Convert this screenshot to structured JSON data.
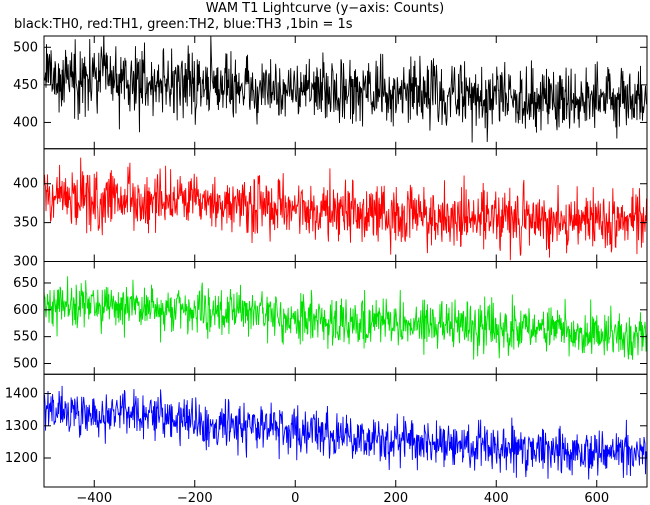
{
  "title": "WAM T1 Lightcurve (y−axis: Counts)",
  "subtitle": "black:TH0, red:TH1, green:TH2, blue:TH3 ,1bin = 1s",
  "chart_data": {
    "type": "line",
    "x_range": [
      -500,
      700
    ],
    "x_ticks": [
      -400,
      -200,
      0,
      200,
      400,
      600
    ],
    "x_tick_labels": [
      "−400",
      "−200",
      "0",
      "200",
      "400",
      "600"
    ],
    "bin_seconds": 1,
    "grid": false,
    "panels": [
      {
        "name": "TH0",
        "color": "#000000",
        "y_range": [
          365,
          515
        ],
        "y_ticks": [
          400,
          450,
          500
        ],
        "trend": [
          [
            -500,
            462
          ],
          [
            -300,
            455
          ],
          [
            -100,
            447
          ],
          [
            100,
            440
          ],
          [
            300,
            437
          ],
          [
            500,
            434
          ],
          [
            700,
            433
          ]
        ],
        "noise": 22
      },
      {
        "name": "TH1",
        "color": "#ff0000",
        "y_range": [
          300,
          445
        ],
        "y_ticks": [
          300,
          350,
          400
        ],
        "trend": [
          [
            -500,
            382
          ],
          [
            -300,
            378
          ],
          [
            -100,
            370
          ],
          [
            100,
            363
          ],
          [
            300,
            358
          ],
          [
            500,
            354
          ],
          [
            700,
            351
          ]
        ],
        "noise": 19
      },
      {
        "name": "TH2",
        "color": "#00e000",
        "y_range": [
          480,
          690
        ],
        "y_ticks": [
          500,
          550,
          600,
          650
        ],
        "trend": [
          [
            -500,
            612
          ],
          [
            -300,
            605
          ],
          [
            -100,
            592
          ],
          [
            100,
            578
          ],
          [
            300,
            570
          ],
          [
            500,
            562
          ],
          [
            700,
            555
          ]
        ],
        "noise": 22
      },
      {
        "name": "TH3",
        "color": "#0000ff",
        "y_range": [
          1110,
          1460
        ],
        "y_ticks": [
          1200,
          1300,
          1400
        ],
        "trend": [
          [
            -500,
            1345
          ],
          [
            -300,
            1330
          ],
          [
            -100,
            1305
          ],
          [
            100,
            1262
          ],
          [
            300,
            1243
          ],
          [
            500,
            1228
          ],
          [
            700,
            1210
          ]
        ],
        "noise": 36
      }
    ]
  }
}
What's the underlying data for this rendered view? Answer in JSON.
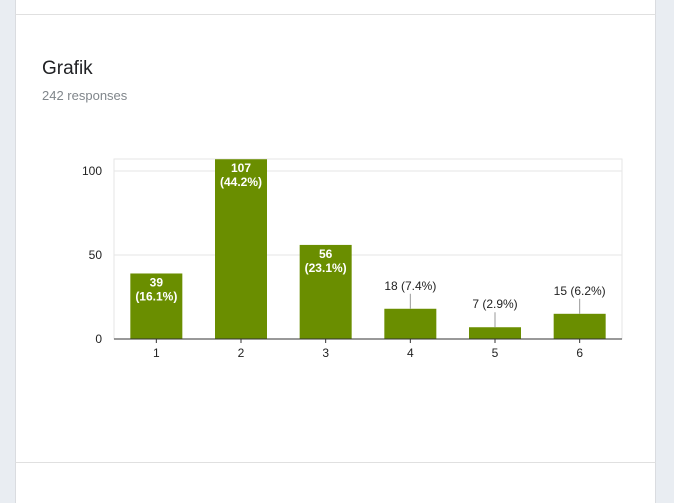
{
  "question": {
    "title": "Grafik",
    "responses": "242 responses"
  },
  "colors": {
    "bar": "#6a8e00",
    "grid": "#e6e6e6",
    "axis": "#333333",
    "text": "#222222",
    "inside_label": "#ffffff"
  },
  "chart_data": {
    "type": "bar",
    "categories": [
      "1",
      "2",
      "3",
      "4",
      "5",
      "6"
    ],
    "values": [
      39,
      107,
      56,
      18,
      7,
      15
    ],
    "data_labels": [
      "39 (16.1%)",
      "107 (44.2%)",
      "56 (23.1%)",
      "18 (7.4%)",
      "7 (2.9%)",
      "15 (6.2%)"
    ],
    "labels_inside": [
      true,
      true,
      true,
      false,
      false,
      false
    ],
    "y_ticks": [
      0,
      50,
      100
    ],
    "ylim": [
      0,
      107
    ],
    "grid": true,
    "legend": "none",
    "title": "",
    "xlabel": "",
    "ylabel": ""
  }
}
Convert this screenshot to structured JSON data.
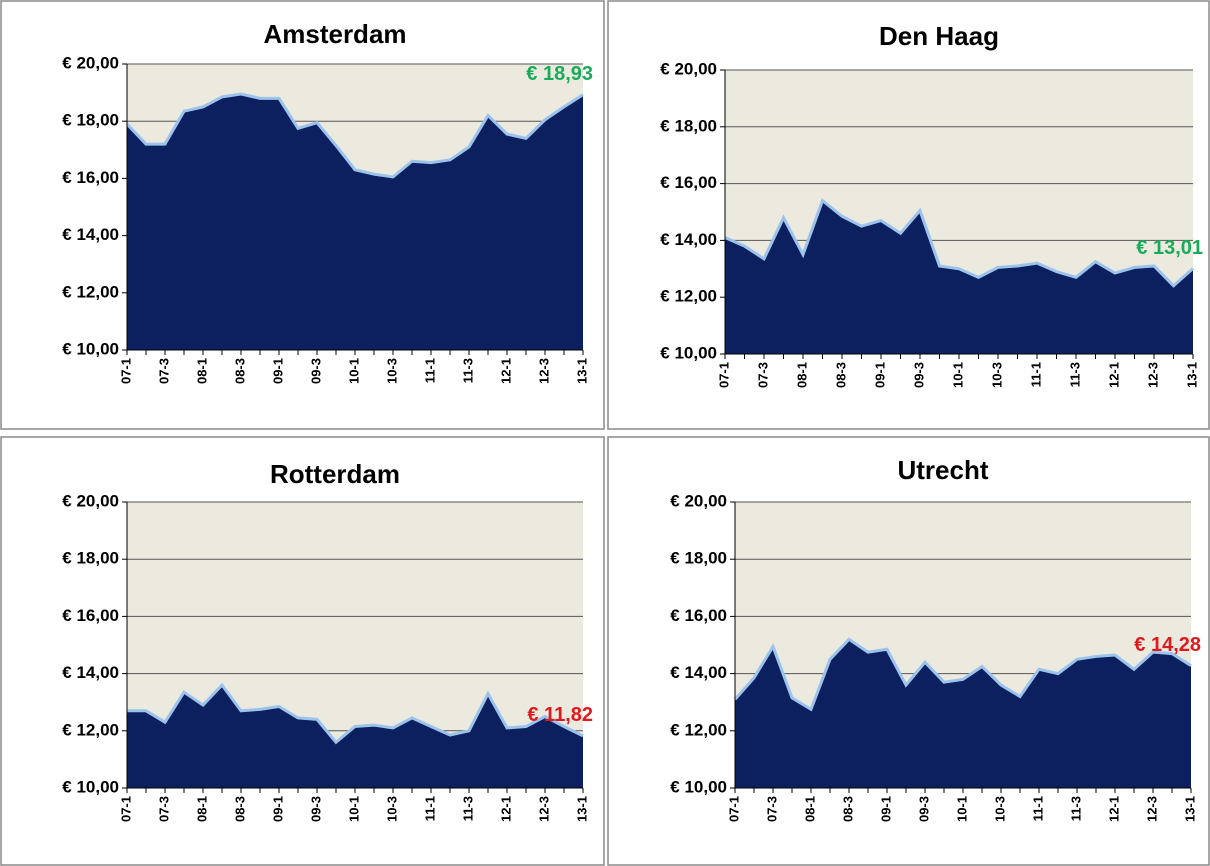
{
  "chart_data": [
    {
      "type": "area",
      "title": "Amsterdam",
      "categories": [
        "07-1",
        null,
        "07-3",
        null,
        "08-1",
        null,
        "08-3",
        null,
        "09-1",
        null,
        "09-3",
        null,
        "10-1",
        null,
        "10-3",
        null,
        "11-1",
        null,
        "11-3",
        null,
        "12-1",
        null,
        "12-3",
        null,
        "13-1"
      ],
      "values": [
        17.9,
        17.2,
        17.2,
        18.35,
        18.5,
        18.85,
        18.95,
        18.8,
        18.8,
        17.75,
        17.95,
        17.15,
        16.3,
        16.15,
        16.05,
        16.6,
        16.55,
        16.65,
        17.1,
        18.2,
        17.55,
        17.4,
        18.05,
        18.5,
        18.93
      ],
      "value_labels": [
        null,
        null,
        null,
        null,
        null,
        null,
        null,
        null,
        null,
        null,
        null,
        null,
        null,
        null,
        null,
        null,
        null,
        null,
        null,
        null,
        null,
        null,
        null,
        null,
        "€ 18,93"
      ],
      "value_label_color": "#1aab5a",
      "color": "#0c1f5e",
      "line_color": "#9cc3ec",
      "background": "#ece9df",
      "ylim": [
        10,
        20
      ],
      "yticks": [
        {
          "value": 10,
          "label": "€ 10,00"
        },
        {
          "value": 12,
          "label": "€ 12,00"
        },
        {
          "value": 14,
          "label": "€ 14,00"
        },
        {
          "value": 16,
          "label": "€ 16,00"
        },
        {
          "value": 18,
          "label": "€ 18,00"
        },
        {
          "value": 20,
          "label": "€ 20,00"
        }
      ],
      "grid": true
    },
    {
      "type": "area",
      "title": "Den Haag",
      "categories": [
        "07-1",
        null,
        "07-3",
        null,
        "08-1",
        null,
        "08-3",
        null,
        "09-1",
        null,
        "09-3",
        null,
        "10-1",
        null,
        "10-3",
        null,
        "11-1",
        null,
        "11-3",
        null,
        "12-1",
        null,
        "12-3",
        null,
        "13-1"
      ],
      "values": [
        14.1,
        13.8,
        13.35,
        14.8,
        13.5,
        15.4,
        14.85,
        14.5,
        14.7,
        14.25,
        15.05,
        13.1,
        13.0,
        12.7,
        13.05,
        13.1,
        13.2,
        12.9,
        12.7,
        13.25,
        12.85,
        13.05,
        13.1,
        12.4,
        13.01
      ],
      "value_labels": [
        null,
        null,
        null,
        null,
        null,
        null,
        null,
        null,
        null,
        null,
        null,
        null,
        null,
        null,
        null,
        null,
        null,
        null,
        null,
        null,
        null,
        null,
        null,
        null,
        "€ 13,01"
      ],
      "value_label_color": "#1aab5a",
      "color": "#0c1f5e",
      "line_color": "#9cc3ec",
      "background": "#ece9df",
      "ylim": [
        10,
        20
      ],
      "yticks": [
        {
          "value": 10,
          "label": "€ 10,00"
        },
        {
          "value": 12,
          "label": "€ 12,00"
        },
        {
          "value": 14,
          "label": "€ 14,00"
        },
        {
          "value": 16,
          "label": "€ 16,00"
        },
        {
          "value": 18,
          "label": "€ 18,00"
        },
        {
          "value": 20,
          "label": "€ 20,00"
        }
      ],
      "grid": true
    },
    {
      "type": "area",
      "title": "Rotterdam",
      "categories": [
        "07-1",
        null,
        "07-3",
        null,
        "08-1",
        null,
        "08-3",
        null,
        "09-1",
        null,
        "09-3",
        null,
        "10-1",
        null,
        "10-3",
        null,
        "11-1",
        null,
        "11-3",
        null,
        "12-1",
        null,
        "12-3",
        null,
        "13-1"
      ],
      "values": [
        12.7,
        12.7,
        12.3,
        13.35,
        12.9,
        13.6,
        12.7,
        12.75,
        12.85,
        12.45,
        12.4,
        11.6,
        12.15,
        12.2,
        12.1,
        12.45,
        12.15,
        11.85,
        12.0,
        13.3,
        12.1,
        12.15,
        12.5,
        12.15,
        11.82
      ],
      "value_labels": [
        null,
        null,
        null,
        null,
        null,
        null,
        null,
        null,
        null,
        null,
        null,
        null,
        null,
        null,
        null,
        null,
        null,
        null,
        null,
        null,
        null,
        null,
        null,
        null,
        "€ 11,82"
      ],
      "value_label_color": "#e0191e",
      "color": "#0c1f5e",
      "line_color": "#9cc3ec",
      "background": "#ece9df",
      "ylim": [
        10,
        20
      ],
      "yticks": [
        {
          "value": 10,
          "label": "€ 10,00"
        },
        {
          "value": 12,
          "label": "€ 12,00"
        },
        {
          "value": 14,
          "label": "€ 14,00"
        },
        {
          "value": 16,
          "label": "€ 16,00"
        },
        {
          "value": 18,
          "label": "€ 18,00"
        },
        {
          "value": 20,
          "label": "€ 20,00"
        }
      ],
      "grid": true
    },
    {
      "type": "area",
      "title": "Utrecht",
      "categories": [
        "07-1",
        null,
        "07-3",
        null,
        "08-1",
        null,
        "08-3",
        null,
        "09-1",
        null,
        "09-3",
        null,
        "10-1",
        null,
        "10-3",
        null,
        "11-1",
        null,
        "11-3",
        null,
        "12-1",
        null,
        "12-3",
        null,
        "13-1"
      ],
      "values": [
        13.1,
        13.85,
        14.95,
        13.15,
        12.75,
        14.5,
        15.2,
        14.75,
        14.85,
        13.6,
        14.4,
        13.7,
        13.8,
        14.25,
        13.6,
        13.2,
        14.15,
        14.0,
        14.5,
        14.6,
        14.65,
        14.15,
        14.75,
        14.7,
        14.28
      ],
      "value_labels": [
        null,
        null,
        null,
        null,
        null,
        null,
        null,
        null,
        null,
        null,
        null,
        null,
        null,
        null,
        null,
        null,
        null,
        null,
        null,
        null,
        null,
        null,
        null,
        null,
        "€ 14,28"
      ],
      "value_label_color": "#e0191e",
      "color": "#0c1f5e",
      "line_color": "#9cc3ec",
      "background": "#ece9df",
      "ylim": [
        10,
        20
      ],
      "yticks": [
        {
          "value": 10,
          "label": "€ 10,00"
        },
        {
          "value": 12,
          "label": "€ 12,00"
        },
        {
          "value": 14,
          "label": "€ 14,00"
        },
        {
          "value": 16,
          "label": "€ 16,00"
        },
        {
          "value": 18,
          "label": "€ 18,00"
        },
        {
          "value": 20,
          "label": "€ 20,00"
        }
      ],
      "grid": true
    }
  ]
}
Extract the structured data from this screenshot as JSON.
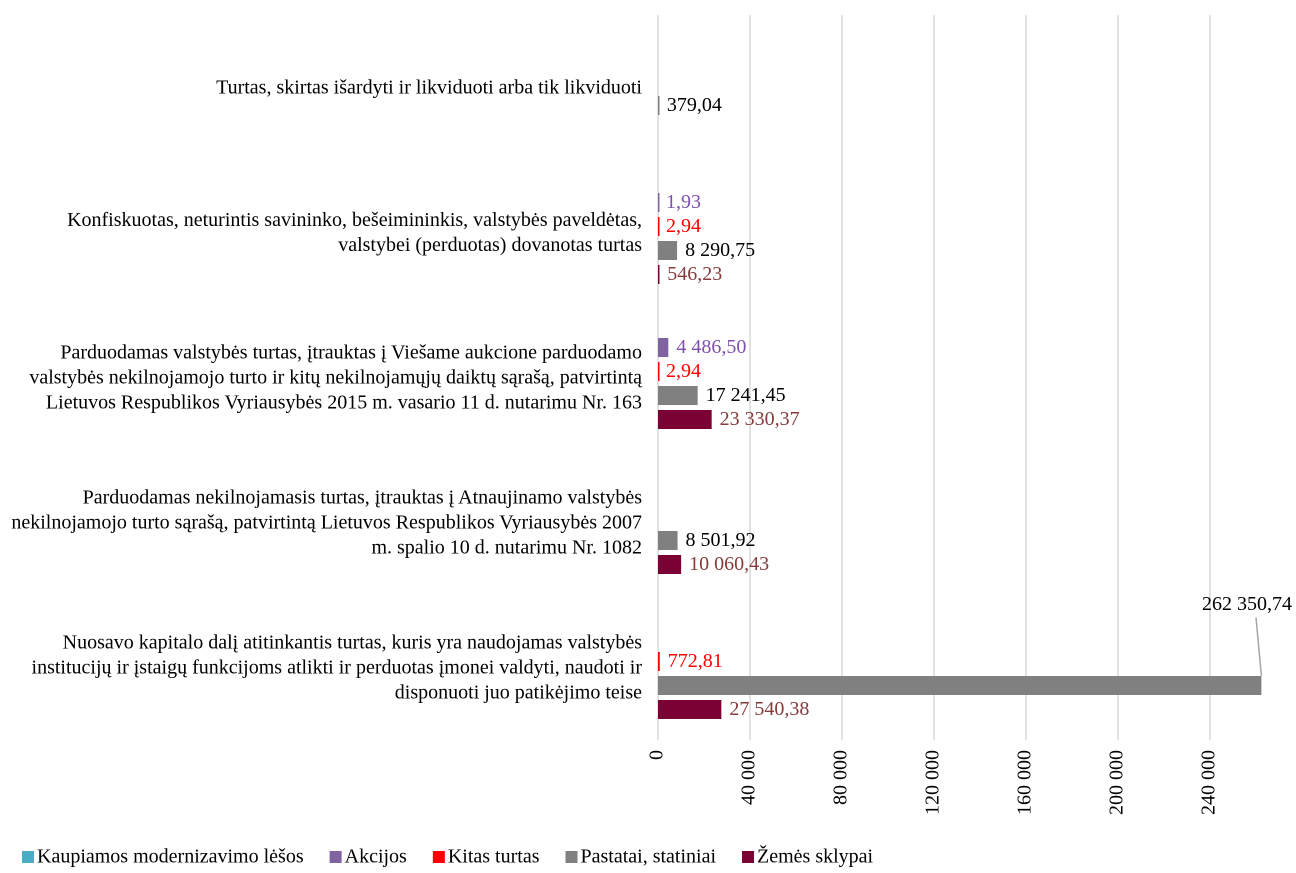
{
  "chart_data": {
    "type": "hbar",
    "categories": [
      "Turtas, skirtas išardyti ir likviduoti arba tik likviduoti",
      "Konfiskuotas, neturintis savininko, bešeimininkis, valstybės paveldėtas, valstybei (perduotas) dovanotas turtas",
      "Parduodamas valstybės turtas, įtrauktas į Viešame aukcione parduodamo valstybės nekilnojamojo turto ir kitų nekilnojamųjų daiktų sąrašą, patvirtintą Lietuvos Respublikos Vyriausybės 2015 m. vasario 11 d. nutarimu Nr. 163",
      "Parduodamas nekilnojamasis turtas, įtrauktas į Atnaujinamo valstybės nekilnojamojo turto sąrašą, patvirtintą Lietuvos Respublikos Vyriausybės 2007 m. spalio 10 d. nutarimu Nr. 1082",
      "Nuosavo kapitalo dalį atitinkantis turtas, kuris yra naudojamas valstybės institucijų ir įstaigų funkcijoms atlikti ir perduotas įmonei valdyti, naudoti ir disponuoti juo patikėjimo teise"
    ],
    "series": [
      {
        "name": "Kaupiamos modernizavimo lėšos",
        "color": "#4bacc6",
        "label_color": "#4bacc6",
        "values": [
          null,
          null,
          null,
          null,
          null
        ],
        "value_labels": [
          null,
          null,
          null,
          null,
          null
        ]
      },
      {
        "name": "Akcijos",
        "color": "#8064a2",
        "label_color": "#7f4fb0",
        "values": [
          null,
          1.93,
          4486.5,
          null,
          null
        ],
        "value_labels": [
          null,
          "1,93",
          "4 486,50",
          null,
          null
        ]
      },
      {
        "name": "Kitas turtas",
        "color": "#ff0000",
        "label_color": "#ff0000",
        "values": [
          null,
          2.94,
          2.94,
          null,
          772.81
        ],
        "value_labels": [
          null,
          "2,94",
          "2,94",
          null,
          "772,81"
        ]
      },
      {
        "name": "Pastatai, statiniai",
        "color": "#808080",
        "label_color": "#000000",
        "values": [
          379.04,
          8290.75,
          17241.45,
          8501.92,
          262350.74
        ],
        "value_labels": [
          "379,04",
          "8 290,75",
          "17 241,45",
          "8 501,92",
          "262 350,74"
        ]
      },
      {
        "name": "Žemės sklypai",
        "color": "#7b0034",
        "label_color": "#843c3c",
        "values": [
          null,
          546.23,
          23330.37,
          10060.43,
          27540.38
        ],
        "value_labels": [
          null,
          "546,23",
          "23 330,37",
          "10 060,43",
          "27 540,38"
        ]
      }
    ],
    "xlim": [
      0,
      260000
    ],
    "xticks": [
      0,
      {
        "value": 40000,
        "label": "40 000"
      },
      {
        "value": 80000,
        "label": "80 000"
      },
      {
        "value": 120000,
        "label": "120 000"
      },
      {
        "value": 160000,
        "label": "160 000"
      },
      {
        "value": 200000,
        "label": "200 000"
      },
      {
        "value": 240000,
        "label": "240 000"
      }
    ],
    "grid": true,
    "legend": "bottom"
  }
}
---*---
**Exercise task:** Show all lines from the data above in which the word "valstybės" appears.

**Full output:**
      "Konfiskuotas, neturintis savininko, bešeimininkis, valstybės paveldėtas, valstybei (perduotas) dovanotas turtas",
      "Parduodamas valstybės turtas, įtrauktas į Viešame aukcione parduodamo valstybės nekilnojamojo turto ir kitų nekilnojamųjų daiktų sąrašą, patvirtintą Lietuvos Respublikos Vyriausybės 2015 m. vasario 11 d. nutarimu Nr. 163",
      "Parduodamas nekilnojamasis turtas, įtrauktas į Atnaujinamo valstybės nekilnojamojo turto sąrašą, patvirtintą Lietuvos Respublikos Vyriausybės 2007 m. spalio 10 d. nutarimu Nr. 1082",
      "Nuosavo kapitalo dalį atitinkantis turtas, kuris yra naudojamas valstybės institucijų ir įstaigų funkcijoms atlikti ir perduotas įmonei valdyti, naudoti ir disponuoti juo patikėjimo teise"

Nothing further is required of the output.